What is asked: Read the data and repeat all of it exactly.

Items listed in a dataset:
□ □ □
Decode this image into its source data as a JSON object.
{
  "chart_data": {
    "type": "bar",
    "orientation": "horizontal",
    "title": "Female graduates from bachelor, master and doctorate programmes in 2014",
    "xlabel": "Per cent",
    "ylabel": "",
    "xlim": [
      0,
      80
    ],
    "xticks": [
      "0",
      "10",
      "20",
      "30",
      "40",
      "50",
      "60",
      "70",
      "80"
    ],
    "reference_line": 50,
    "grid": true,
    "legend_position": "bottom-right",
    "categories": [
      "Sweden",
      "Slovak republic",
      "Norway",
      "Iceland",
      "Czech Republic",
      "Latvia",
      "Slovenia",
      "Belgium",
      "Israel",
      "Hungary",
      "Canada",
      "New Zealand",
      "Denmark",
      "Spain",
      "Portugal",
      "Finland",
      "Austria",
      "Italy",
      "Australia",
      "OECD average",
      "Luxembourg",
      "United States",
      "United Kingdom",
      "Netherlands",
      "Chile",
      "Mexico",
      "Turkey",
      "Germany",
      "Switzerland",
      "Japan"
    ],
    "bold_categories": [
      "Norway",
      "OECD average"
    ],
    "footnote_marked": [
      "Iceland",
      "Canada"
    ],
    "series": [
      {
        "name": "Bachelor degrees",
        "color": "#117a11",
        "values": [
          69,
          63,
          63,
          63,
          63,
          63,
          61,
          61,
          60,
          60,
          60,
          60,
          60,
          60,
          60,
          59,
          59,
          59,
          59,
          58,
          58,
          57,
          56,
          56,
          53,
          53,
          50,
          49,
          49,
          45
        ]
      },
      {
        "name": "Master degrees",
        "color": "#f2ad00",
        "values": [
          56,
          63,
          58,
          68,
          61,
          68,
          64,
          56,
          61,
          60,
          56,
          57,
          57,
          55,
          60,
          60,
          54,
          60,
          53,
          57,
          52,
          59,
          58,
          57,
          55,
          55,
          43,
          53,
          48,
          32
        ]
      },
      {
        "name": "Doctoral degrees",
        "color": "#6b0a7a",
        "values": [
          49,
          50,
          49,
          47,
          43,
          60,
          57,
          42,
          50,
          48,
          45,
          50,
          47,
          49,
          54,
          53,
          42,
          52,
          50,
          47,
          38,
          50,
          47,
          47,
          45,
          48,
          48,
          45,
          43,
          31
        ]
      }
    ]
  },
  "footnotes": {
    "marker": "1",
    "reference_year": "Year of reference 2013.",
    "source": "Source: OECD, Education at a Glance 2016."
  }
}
□ □ □
Response to the exercise:
Decode this image into its source data as a JSON object.
{
  "chart_data": {
    "type": "bar",
    "orientation": "horizontal",
    "title": "Female graduates from bachelor, master and doctorate programmes in 2014",
    "xlabel": "Per cent",
    "ylabel": "",
    "xlim": [
      0,
      80
    ],
    "xticks": [
      "0",
      "10",
      "20",
      "30",
      "40",
      "50",
      "60",
      "70",
      "80"
    ],
    "reference_line": 50,
    "grid": true,
    "legend_position": "bottom-right",
    "categories": [
      "Sweden",
      "Slovak republic",
      "Norway",
      "Iceland",
      "Czech Republic",
      "Latvia",
      "Slovenia",
      "Belgium",
      "Israel",
      "Hungary",
      "Canada",
      "New Zealand",
      "Denmark",
      "Spain",
      "Portugal",
      "Finland",
      "Austria",
      "Italy",
      "Australia",
      "OECD average",
      "Luxembourg",
      "United States",
      "United Kingdom",
      "Netherlands",
      "Chile",
      "Mexico",
      "Turkey",
      "Germany",
      "Switzerland",
      "Japan"
    ],
    "bold_categories": [
      "Norway",
      "OECD average"
    ],
    "footnote_marked": [
      "Iceland",
      "Canada"
    ],
    "series": [
      {
        "name": "Bachelor degrees",
        "color": "#117a11",
        "values": [
          69,
          63,
          63,
          63,
          63,
          63,
          61,
          61,
          60,
          60,
          60,
          60,
          60,
          60,
          60,
          59,
          59,
          59,
          59,
          58,
          58,
          57,
          56,
          56,
          53,
          53,
          50,
          49,
          49,
          45
        ]
      },
      {
        "name": "Master degrees",
        "color": "#f2ad00",
        "values": [
          56,
          63,
          58,
          68,
          61,
          68,
          64,
          56,
          61,
          60,
          56,
          57,
          57,
          55,
          60,
          60,
          54,
          60,
          53,
          57,
          52,
          59,
          58,
          57,
          55,
          55,
          43,
          53,
          48,
          32
        ]
      },
      {
        "name": "Doctoral degrees",
        "color": "#6b0a7a",
        "values": [
          49,
          50,
          49,
          47,
          43,
          60,
          57,
          42,
          50,
          48,
          45,
          50,
          47,
          49,
          54,
          53,
          42,
          52,
          50,
          47,
          38,
          50,
          47,
          47,
          45,
          48,
          48,
          45,
          43,
          31
        ]
      }
    ]
  },
  "footnotes": {
    "marker": "1",
    "reference_year": "Year of reference 2013.",
    "source": "Source: OECD, Education at a Glance 2016."
  }
}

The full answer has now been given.